╭─ DATA TO USE

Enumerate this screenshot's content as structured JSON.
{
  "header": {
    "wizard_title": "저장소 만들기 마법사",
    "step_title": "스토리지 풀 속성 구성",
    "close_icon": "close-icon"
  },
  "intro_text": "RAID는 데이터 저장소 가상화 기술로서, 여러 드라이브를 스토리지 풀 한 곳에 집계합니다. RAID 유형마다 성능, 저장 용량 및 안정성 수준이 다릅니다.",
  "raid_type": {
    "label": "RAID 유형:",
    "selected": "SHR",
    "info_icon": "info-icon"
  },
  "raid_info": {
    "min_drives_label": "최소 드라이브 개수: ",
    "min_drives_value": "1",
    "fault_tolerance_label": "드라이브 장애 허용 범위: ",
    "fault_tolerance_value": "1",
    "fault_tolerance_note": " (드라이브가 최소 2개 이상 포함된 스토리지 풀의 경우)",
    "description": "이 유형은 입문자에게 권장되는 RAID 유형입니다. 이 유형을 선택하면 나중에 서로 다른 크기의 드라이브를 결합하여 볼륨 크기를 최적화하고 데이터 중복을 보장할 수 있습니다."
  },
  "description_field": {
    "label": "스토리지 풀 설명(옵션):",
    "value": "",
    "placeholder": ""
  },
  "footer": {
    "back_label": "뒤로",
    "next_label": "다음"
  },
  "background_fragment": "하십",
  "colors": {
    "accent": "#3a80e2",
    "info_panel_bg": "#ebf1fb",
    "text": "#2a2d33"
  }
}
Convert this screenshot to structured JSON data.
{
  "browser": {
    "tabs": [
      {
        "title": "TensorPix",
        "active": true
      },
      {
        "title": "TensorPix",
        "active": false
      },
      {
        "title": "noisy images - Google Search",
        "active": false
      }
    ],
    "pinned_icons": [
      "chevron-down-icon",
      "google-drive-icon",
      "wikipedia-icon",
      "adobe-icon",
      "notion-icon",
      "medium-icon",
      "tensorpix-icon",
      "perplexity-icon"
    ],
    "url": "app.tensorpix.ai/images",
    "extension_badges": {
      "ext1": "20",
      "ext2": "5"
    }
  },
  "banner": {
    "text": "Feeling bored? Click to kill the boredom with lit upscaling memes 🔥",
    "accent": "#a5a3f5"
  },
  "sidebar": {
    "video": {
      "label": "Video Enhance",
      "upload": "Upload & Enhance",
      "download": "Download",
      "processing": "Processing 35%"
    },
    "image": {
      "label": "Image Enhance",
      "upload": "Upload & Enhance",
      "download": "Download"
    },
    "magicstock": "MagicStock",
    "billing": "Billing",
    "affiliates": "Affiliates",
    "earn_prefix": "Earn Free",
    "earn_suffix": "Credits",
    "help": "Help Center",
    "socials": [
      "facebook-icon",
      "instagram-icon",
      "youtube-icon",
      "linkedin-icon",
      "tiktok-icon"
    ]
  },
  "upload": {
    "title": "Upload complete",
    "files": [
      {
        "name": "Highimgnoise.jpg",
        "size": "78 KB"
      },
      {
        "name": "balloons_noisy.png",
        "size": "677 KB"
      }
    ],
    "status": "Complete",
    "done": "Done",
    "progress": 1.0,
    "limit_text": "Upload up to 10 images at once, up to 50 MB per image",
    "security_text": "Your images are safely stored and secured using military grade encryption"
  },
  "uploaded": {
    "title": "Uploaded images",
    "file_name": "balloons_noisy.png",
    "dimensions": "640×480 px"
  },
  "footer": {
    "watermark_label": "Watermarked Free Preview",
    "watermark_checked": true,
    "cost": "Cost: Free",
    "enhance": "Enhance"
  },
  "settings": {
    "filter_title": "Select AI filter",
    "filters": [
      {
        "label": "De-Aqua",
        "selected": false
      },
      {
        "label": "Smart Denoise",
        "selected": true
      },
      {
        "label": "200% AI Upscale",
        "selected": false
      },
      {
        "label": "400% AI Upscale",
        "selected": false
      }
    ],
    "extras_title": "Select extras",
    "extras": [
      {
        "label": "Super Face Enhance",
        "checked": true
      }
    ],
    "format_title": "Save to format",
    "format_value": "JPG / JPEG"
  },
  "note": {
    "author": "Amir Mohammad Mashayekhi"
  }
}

╰─

WHAT IS REQUIRED => Reproduce all of the material above word for word.

RESULT OF THE EXERCISE =>
Enumerate this screenshot's content as structured JSON.
{
  "header": {
    "wizard_title": "저장소 만들기 마법사",
    "step_title": "스토리지 풀 속성 구성",
    "close_icon": "close-icon"
  },
  "intro_text": "RAID는 데이터 저장소 가상화 기술로서, 여러 드라이브를 스토리지 풀 한 곳에 집계합니다. RAID 유형마다 성능, 저장 용량 및 안정성 수준이 다릅니다.",
  "raid_type": {
    "label": "RAID 유형:",
    "selected": "SHR",
    "info_icon": "info-icon"
  },
  "raid_info": {
    "min_drives_label": "최소 드라이브 개수: ",
    "min_drives_value": "1",
    "fault_tolerance_label": "드라이브 장애 허용 범위: ",
    "fault_tolerance_value": "1",
    "fault_tolerance_note": " (드라이브가 최소 2개 이상 포함된 스토리지 풀의 경우)",
    "description": "이 유형은 입문자에게 권장되는 RAID 유형입니다. 이 유형을 선택하면 나중에 서로 다른 크기의 드라이브를 결합하여 볼륨 크기를 최적화하고 데이터 중복을 보장할 수 있습니다."
  },
  "description_field": {
    "label": "스토리지 풀 설명(옵션):",
    "value": "",
    "placeholder": ""
  },
  "footer": {
    "back_label": "뒤로",
    "next_label": "다음"
  },
  "background_fragment": "하십",
  "colors": {
    "accent": "#3a80e2",
    "info_panel_bg": "#ebf1fb",
    "text": "#2a2d33"
  }
}
Convert this screenshot to structured JSON data.
{
  "browser": {
    "tabs": [
      {
        "title": "TensorPix",
        "active": true
      },
      {
        "title": "TensorPix",
        "active": false
      },
      {
        "title": "noisy images - Google Search",
        "active": false
      }
    ],
    "pinned_icons": [
      "chevron-down-icon",
      "google-drive-icon",
      "wikipedia-icon",
      "adobe-icon",
      "notion-icon",
      "medium-icon",
      "tensorpix-icon",
      "perplexity-icon"
    ],
    "url": "app.tensorpix.ai/images",
    "extension_badges": {
      "ext1": "20",
      "ext2": "5"
    }
  },
  "banner": {
    "text": "Feeling bored? Click to kill the boredom with lit upscaling memes 🔥",
    "accent": "#a5a3f5"
  },
  "sidebar": {
    "video": {
      "label": "Video Enhance",
      "upload": "Upload & Enhance",
      "download": "Download",
      "processing": "Processing 35%"
    },
    "image": {
      "label": "Image Enhance",
      "upload": "Upload & Enhance",
      "download": "Download"
    },
    "magicstock": "MagicStock",
    "billing": "Billing",
    "affiliates": "Affiliates",
    "earn_prefix": "Earn Free",
    "earn_suffix": "Credits",
    "help": "Help Center",
    "socials": [
      "facebook-icon",
      "instagram-icon",
      "youtube-icon",
      "linkedin-icon",
      "tiktok-icon"
    ]
  },
  "upload": {
    "title": "Upload complete",
    "files": [
      {
        "name": "Highimgnoise.jpg",
        "size": "78 KB"
      },
      {
        "name": "balloons_noisy.png",
        "size": "677 KB"
      }
    ],
    "status": "Complete",
    "done": "Done",
    "progress": 1.0,
    "limit_text": "Upload up to 10 images at once, up to 50 MB per image",
    "security_text": "Your images are safely stored and secured using military grade encryption"
  },
  "uploaded": {
    "title": "Uploaded images",
    "file_name": "balloons_noisy.png",
    "dimensions": "640×480 px"
  },
  "footer": {
    "watermark_label": "Watermarked Free Preview",
    "watermark_checked": true,
    "cost": "Cost: Free",
    "enhance": "Enhance"
  },
  "settings": {
    "filter_title": "Select AI filter",
    "filters": [
      {
        "label": "De-Aqua",
        "selected": false
      },
      {
        "label": "Smart Denoise",
        "selected": true
      },
      {
        "label": "200% AI Upscale",
        "selected": false
      },
      {
        "label": "400% AI Upscale",
        "selected": false
      }
    ],
    "extras_title": "Select extras",
    "extras": [
      {
        "label": "Super Face Enhance",
        "checked": true
      }
    ],
    "format_title": "Save to format",
    "format_value": "JPG / JPEG"
  },
  "note": {
    "author": "Amir Mohammad Mashayekhi"
  }
}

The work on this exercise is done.